Task goal: Copy out the entries in full and with complete accuracy; pictures are excluded.

━━━━━━━━━━━━━━━━━━━━

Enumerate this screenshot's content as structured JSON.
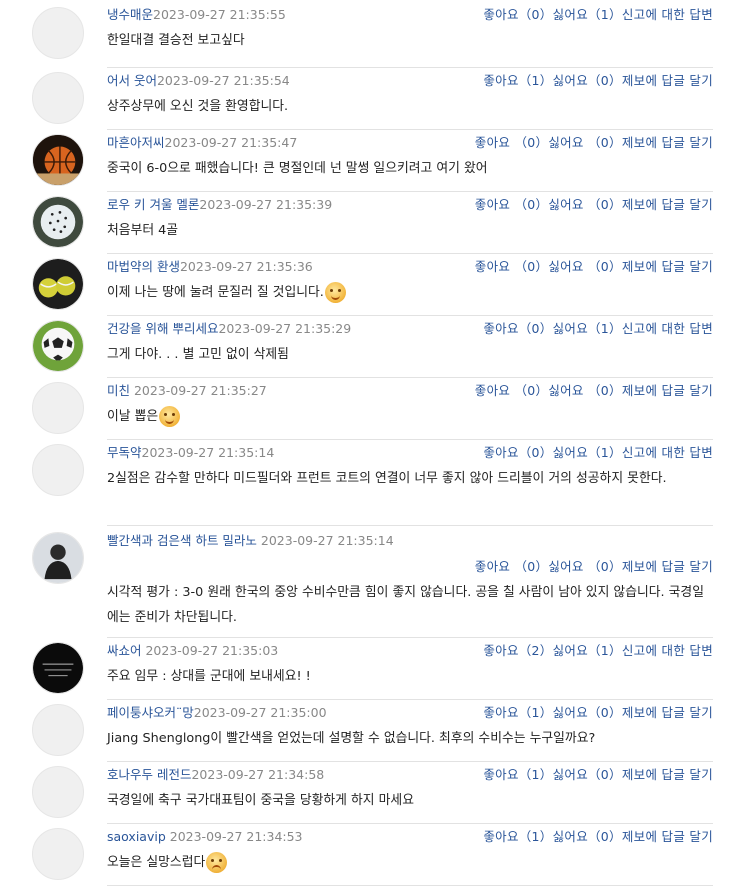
{
  "comments": [
    {
      "user": "냉수매운",
      "time": "2023-09-27 21:35:55",
      "actions": "좋아요（0）싫어요（1）신고에 대한 답변",
      "text": "한일대결 결승전 보고싶다",
      "avatar": "default-avatar"
    },
    {
      "user": "어서 웃어",
      "time": "2023-09-27 21:35:54",
      "actions": "좋아요（1）싫어요（0）제보에 답글 달기",
      "text": "상주상무에 오신 것을 환영합니다.",
      "avatar": "default-avatar"
    },
    {
      "user": "마흔아저씨",
      "time": "2023-09-27 21:35:47",
      "actions": "좋아요 （0）싫어요 （0）제보에 답글 달기",
      "text": "중국이 6-0으로 패했습니다! 큰 명절인데 넌 말썽 일으키려고 여기 왔어",
      "avatar": "basketball-avatar"
    },
    {
      "user": "로우 키 겨울 멜론",
      "time": "2023-09-27 21:35:39",
      "actions": "좋아요 （0）싫어요 （0）제보에 답글 달기",
      "text": "처음부터 4골",
      "avatar": "dotted-ball-avatar"
    },
    {
      "user": "마법약의 환생",
      "time": "2023-09-27 21:35:36",
      "actions": "좋아요 （0）싫어요 （0）제보에 답글 달기",
      "text": "이제 나는 땅에 눌려 문질러 질 것입니다.",
      "emoji": "smile-emoji",
      "avatar": "tennis-avatar"
    },
    {
      "user": "건강을 위해 뿌리세요",
      "time": "2023-09-27 21:35:29",
      "actions": "좋아요（0）싫어요（1）신고에 대한 답변",
      "text": "그게 다야. . . 별 고민 없이 삭제됨",
      "avatar": "soccer-avatar"
    },
    {
      "user": "미친 ",
      "time": "2023-09-27 21:35:27",
      "actions": "좋아요 （0）싫어요 （0）제보에 답글 달기",
      "text": "이날 뽑은",
      "emoji": "smile-emoji",
      "avatar": "default-avatar"
    },
    {
      "user": "무독약",
      "time": "2023-09-27 21:35:14",
      "actions": "좋아요（0）싫어요（1）신고에 대한 답변",
      "text": "2실점은 감수할 만하다 미드필더와 프런트 코트의 연결이 너무 좋지 않아 드리블이 거의 성공하지 못한다.",
      "avatar": "default-avatar"
    },
    {
      "user": "빨간색과 검은색 하트 밀라노 ",
      "time": "2023-09-27 21:35:14",
      "actions": "좋아요 （0）싫어요 （0）제보에 답글 달기",
      "text": "시각적 평가 : 3-0 원래 한국의 중앙 수비수만큼 힘이 좋지 않습니다. 공을 칠 사람이 남아 있지 않습니다. 국경일에는 준비가 차단됩니다.",
      "avatar": "person-avatar",
      "two_line_meta": true
    },
    {
      "user": "싸쇼어 ",
      "time": "2023-09-27 21:35:03",
      "actions": "좋아요（2）싫어요（1）신고에 대한 답변",
      "text": "주요 임무 : 상대를 군대에 보내세요! !",
      "avatar": "dark-avatar"
    },
    {
      "user": "페이퉁샤오커¨망",
      "time": "2023-09-27 21:35:00",
      "actions": "좋아요（1）싫어요（0）제보에 답글 달기",
      "text": "Jiang Shenglong이 빨간색을 얻었는데 설명할 수 없습니다. 최후의 수비수는 누구일까요?",
      "avatar": "default-avatar"
    },
    {
      "user": "호나우두 레전드",
      "time": "2023-09-27 21:34:58",
      "actions": "좋아요（1）싫어요（0）제보에 답글 달기",
      "text": "국경일에 축구 국가대표팀이 중국을 당황하게 하지 마세요",
      "avatar": "default-avatar"
    },
    {
      "user": "saoxiavip ",
      "time": "2023-09-27 21:34:53",
      "actions": "좋아요（1）싫어요（0）제보에 답글 달기",
      "text": "오늘은 실망스럽다",
      "emoji": "sad-emoji",
      "avatar": "default-avatar"
    }
  ]
}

━━━━━━━━━━━━━━━━━━━━

Final answer:
Enumerate this screenshot's content as structured JSON.
{
  "comments": [
    {
      "user": "냉수매운",
      "time": "2023-09-27 21:35:55",
      "actions": "좋아요（0）싫어요（1）신고에 대한 답변",
      "text": "한일대결 결승전 보고싶다",
      "avatar": "default-avatar"
    },
    {
      "user": "어서 웃어",
      "time": "2023-09-27 21:35:54",
      "actions": "좋아요（1）싫어요（0）제보에 답글 달기",
      "text": "상주상무에 오신 것을 환영합니다.",
      "avatar": "default-avatar"
    },
    {
      "user": "마흔아저씨",
      "time": "2023-09-27 21:35:47",
      "actions": "좋아요 （0）싫어요 （0）제보에 답글 달기",
      "text": "중국이 6-0으로 패했습니다! 큰 명절인데 넌 말썽 일으키려고 여기 왔어",
      "avatar": "basketball-avatar"
    },
    {
      "user": "로우 키 겨울 멜론",
      "time": "2023-09-27 21:35:39",
      "actions": "좋아요 （0）싫어요 （0）제보에 답글 달기",
      "text": "처음부터 4골",
      "avatar": "dotted-ball-avatar"
    },
    {
      "user": "마법약의 환생",
      "time": "2023-09-27 21:35:36",
      "actions": "좋아요 （0）싫어요 （0）제보에 답글 달기",
      "text": "이제 나는 땅에 눌려 문질러 질 것입니다.",
      "emoji": "smile-emoji",
      "avatar": "tennis-avatar"
    },
    {
      "user": "건강을 위해 뿌리세요",
      "time": "2023-09-27 21:35:29",
      "actions": "좋아요（0）싫어요（1）신고에 대한 답변",
      "text": "그게 다야. . . 별 고민 없이 삭제됨",
      "avatar": "soccer-avatar"
    },
    {
      "user": "미친 ",
      "time": "2023-09-27 21:35:27",
      "actions": "좋아요 （0）싫어요 （0）제보에 답글 달기",
      "text": "이날 뽑은",
      "emoji": "smile-emoji",
      "avatar": "default-avatar"
    },
    {
      "user": "무독약",
      "time": "2023-09-27 21:35:14",
      "actions": "좋아요（0）싫어요（1）신고에 대한 답변",
      "text": "2실점은 감수할 만하다 미드필더와 프런트 코트의 연결이 너무 좋지 않아 드리블이 거의 성공하지 못한다.",
      "avatar": "default-avatar"
    },
    {
      "user": "빨간색과 검은색 하트 밀라노 ",
      "time": "2023-09-27 21:35:14",
      "actions": "좋아요 （0）싫어요 （0）제보에 답글 달기",
      "text": "시각적 평가 : 3-0 원래 한국의 중앙 수비수만큼 힘이 좋지 않습니다. 공을 칠 사람이 남아 있지 않습니다. 국경일에는 준비가 차단됩니다.",
      "avatar": "person-avatar",
      "two_line_meta": true
    },
    {
      "user": "싸쇼어 ",
      "time": "2023-09-27 21:35:03",
      "actions": "좋아요（2）싫어요（1）신고에 대한 답변",
      "text": "주요 임무 : 상대를 군대에 보내세요! !",
      "avatar": "dark-avatar"
    },
    {
      "user": "페이퉁샤오커¨망",
      "time": "2023-09-27 21:35:00",
      "actions": "좋아요（1）싫어요（0）제보에 답글 달기",
      "text": "Jiang Shenglong이 빨간색을 얻었는데 설명할 수 없습니다. 최후의 수비수는 누구일까요?",
      "avatar": "default-avatar"
    },
    {
      "user": "호나우두 레전드",
      "time": "2023-09-27 21:34:58",
      "actions": "좋아요（1）싫어요（0）제보에 답글 달기",
      "text": "국경일에 축구 국가대표팀이 중국을 당황하게 하지 마세요",
      "avatar": "default-avatar"
    },
    {
      "user": "saoxiavip ",
      "time": "2023-09-27 21:34:53",
      "actions": "좋아요（1）싫어요（0）제보에 답글 달기",
      "text": "오늘은 실망스럽다",
      "emoji": "sad-emoji",
      "avatar": "default-avatar"
    }
  ]
}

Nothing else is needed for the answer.